# [PROBLEM DESCRIPTION]
Determine the number of lines in the listing below where the string "Email" occurs; answer with the number alone.

[Records from a data source]
────────────────────────────────────────

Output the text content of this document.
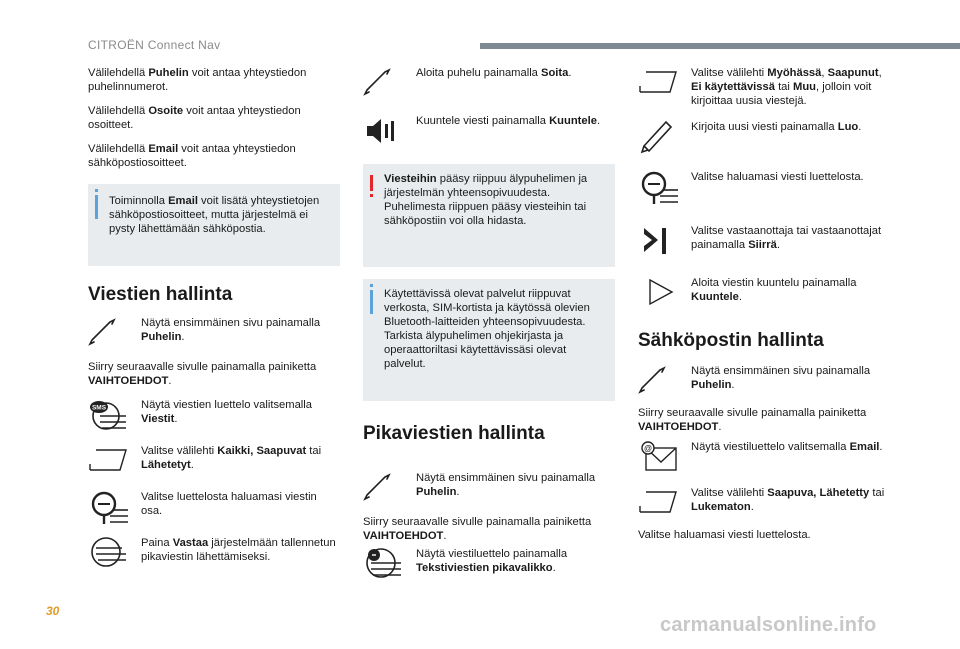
CITROËN Connect Nav

Välilehdellä Puhelin voit antaa yhteystiedon puhelinnumerot.

Välilehdellä Osoite voit antaa yhteystiedon osoitteet.

Välilehdellä Email voit antaa yhteystiedon sähköpostiosoitteet.

Toiminnolla Email voit lisätä yhteystietojen sähköpostiosoitteet, mutta järjestelmä ei pysty lähettämään sähköpostia.
Viestien hallinta
Näytä ensimmäinen sivu painamalla Puhelin.

Siirry seuraavalle sivulle painamalla painiketta VAIHTOEHDOT.

SMS	Näytä viestien luettelo valitsemalla Viestit.
Valitse välilehti Kaikki, Saapuvat tai Lähetetyt.
Valitse luettelosta haluamasi viestin osa.
Paina Vastaa järjestelmään tallennetun pikaviestin lähettämiseksi.
Aloita puhelu painamalla Soita.
Kuuntele viesti painamalla Kuuntele.
Viesteihin pääsy riippuu älypuhelimen ja järjestelmän yhteensopivuudesta. Puhelimesta riippuen pääsy viesteihin tai sähköpostiin voi olla hidasta.
Käytettävissä olevat palvelut riippuvat verkosta, SIM-kortista ja käytössä olevien Bluetooth-laitteiden yhteensopivuudesta. Tarkista älypuhelimen ohjekirjasta ja operaattoriltasi käytettävissäsi olevat palvelut.
Pikaviestien hallinta
Näytä ensimmäinen sivu painamalla Puhelin.

Siirry seuraavalle sivulle painamalla painiketta VAIHTOEHDOT.

Näytä viestiluettelo painamalla Tekstiviestien pikavalikko.
Valitse välilehti Myöhässä, Saapunut, Ei käytettävissä tai Muu, jolloin voit kirjoittaa uusia viestejä.
Kirjoita uusi viesti painamalla Luo.
Valitse haluamasi viesti luettelosta.
Valitse vastaanottaja tai vastaanottajat painamalla Siirrä.
Aloita viestin kuuntelu painamalla Kuuntele.
Sähköpostin hallinta
Näytä ensimmäinen sivu painamalla Puhelin.

Siirry seuraavalle sivulle painamalla painiketta VAIHTOEHDOT.

@	Näytä viestiluettelo valitsemalla Email.
Valitse välilehti Saapuva, Lähetetty tai Lukematon.

Valitse haluamasi viesti luettelosta.

30
carmanualsonline.info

────────────────────────────────────────

# [EXPECTED OUTPUT]
3